→ **課題**
本文をもとに、次の問いに短く答えてください。
1. 「空也」の創業年は何年ですか。
2. 「空也」は1949年にどこへ移りましたか。
3. 筆者が空也の最中を初めて食べたのはいつ頃ですか。

ミスリンがお遣いものを通して感じた幸せ、喜び、感動などを、月に一度、自身のエピソードを交えて紹介する連載「ミスリンのお遣いもの」。お遣いものにも宿るミスリンの"生きる哲学"をお伝えします。
【第5回】通人達が愛した銀座の銘菓、「空也」の最中
by Noriko "DAISY LIN" Maeda (ミスリン)
FOXEY銀座本店のご近所にお気に入りの名店があります。そのお店は「空也」さん。
こちらの最中は天下一品! ほかの最中は、もう口にしなくてもいいとすら思えてしまうほど感動的な味わいです。
初めて頂いたのは大学生の頃でした。両親が懇意にしていた画家の方が銀座松屋で個展を催していて、その時、「銀座の銘菓です」と横浜の自宅まで遠路届けてくださったのです。
蓋をあけると、行儀よく並んだひょうたん型の小ぶりな最中から、ふわっと香ばしいお米の香りがしました。2〜3口で頂ける、とても食べやすいサイズ感です。
口に運ぶと、音がするぐらい表面の皮がパリパリで、作りたてであることがすぐにわかりました。中のあんこはツヤツヤ。雑味のない甘さも相重なって、意外なほど軽い口当たりにびっくり。
シンプルなものほど、ものづくりは難しいと言われますが、空也最中は、焦がし皮とあんこに強いこだわりを持っていることがひと口で感じられたのです。
「こんなに美味しい最中は初めて!」
すっかりファンになった私は、自分のためだけでなく、FOXEYを立ち上げて以来、お遣いものの定番として、よく化粧箱入りでお願いするようになりました。
事前に余裕をもって電話か銀座の店頭で予約、引き取りをしないとほぼ手に入らない幻の銘菓という評判も相まって、どなたにも喜ばれています。

「空也」さんは、1884年創業ですから、今年で141年! 屋号は、真言宗の祖である平安時代の僧侶、空也上人にちなみ、最中のひょうたん型は、踊り念仏で使用するひょうたんをかたどったものといいます。
上野・池の端で創業し、戦災ののちに1949年、銀座並木通りに居を移し、現在店主は5代目に。銀座でもはや70年以上、看板商品の空也最中と共に変わらず経営を続けられています。

→ **提供データ**
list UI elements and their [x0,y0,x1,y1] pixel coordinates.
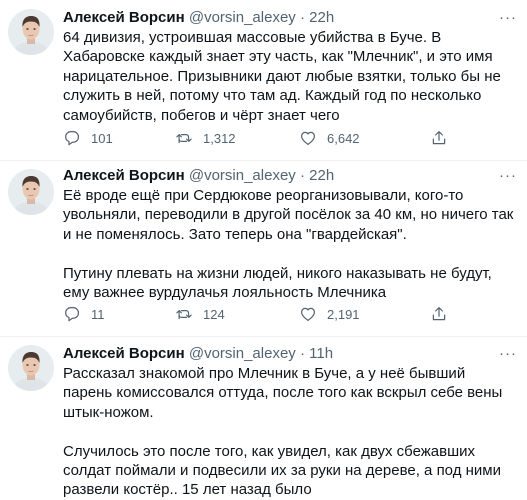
separator-dot: · [299,9,305,26]
tweet-header: Алексей Ворсин @vorsin_alexey · 22h [63,9,334,27]
author-handle[interactable]: @vorsin_alexey [189,167,296,184]
reply-icon [65,307,80,322]
tweet-time[interactable]: 22h [309,167,334,184]
author-name[interactable]: Алексей Ворсин [63,9,185,26]
tweet-time[interactable]: 22h [309,9,334,26]
retweet-button[interactable]: 124 [175,304,225,324]
tweet-paragraph: Рассказал знакомой про Млечник в Буче, а… [63,365,503,421]
retweet-icon [176,310,192,320]
reply-button[interactable]: 101 [63,128,113,148]
author-name[interactable]: Алексей Ворсин [63,345,185,362]
avatar[interactable] [8,9,54,55]
author-handle[interactable]: @vorsin_alexey [189,9,296,26]
heart-icon [301,307,315,321]
like-button[interactable]: 2,191 [299,304,360,324]
like-button[interactable]: 6,642 [299,128,360,148]
reply-icon [65,131,80,146]
reply-count: 101 [91,130,113,146]
separator-dot: · [299,345,305,362]
more-options-icon[interactable]: ··· [499,9,517,27]
heart-icon [301,131,315,145]
tweet-text: Рассказал знакомой про Млечник в Буче, а… [63,364,518,500]
share-icon [432,131,446,145]
tweet-paragraph: Путину плевать на жизни людей, никого на… [63,264,492,302]
tweet-time[interactable]: 11h [309,345,333,362]
retweet-icon [176,134,192,144]
tweet[interactable]: Алексей Ворсин @vorsin_alexey · 22h ··· … [0,160,527,337]
tweet[interactable]: Алексей Ворсин @vorsin_alexey · 22h ··· … [0,0,527,161]
retweet-button[interactable]: 1,312 [175,128,236,148]
avatar[interactable] [8,345,54,391]
like-count: 2,191 [327,306,360,322]
tweet-paragraph: Случилось это после того, как увидел, ка… [63,442,501,499]
tweet-header: Алексей Ворсин @vorsin_alexey · 11h [63,345,333,363]
more-options-icon[interactable]: ··· [499,345,517,363]
author-handle[interactable]: @vorsin_alexey [189,345,296,362]
tweet[interactable]: Алексей Ворсин @vorsin_alexey · 11h ··· … [0,336,527,498]
tweet-text: Её вроде ещё при Сердюкове реорганизовыв… [63,186,518,302]
share-icon [432,307,446,321]
retweet-count: 1,312 [203,130,236,146]
tweet-paragraph: 64 дивизия, устроившая массовые убийства… [63,29,501,124]
reply-button[interactable]: 11 [63,304,105,324]
share-button[interactable] [430,304,448,324]
more-options-icon[interactable]: ··· [499,167,517,185]
tweet-paragraph: Её вроде ещё при Сердюкове реорганизовыв… [63,187,514,243]
avatar[interactable] [8,169,54,215]
share-button[interactable] [430,128,448,148]
like-count: 6,642 [327,130,360,146]
tweet-text: 64 дивизия, устроившая массовые убийства… [63,28,518,125]
separator-dot: · [299,167,305,184]
retweet-count: 124 [203,306,225,322]
author-name[interactable]: Алексей Ворсин [63,167,185,184]
tweet-header: Алексей Ворсин @vorsin_alexey · 22h [63,167,334,185]
reply-count: 11 [91,306,105,322]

→ **解答**
1. 1884年
2. 銀座並木通り
3. 大学生の頃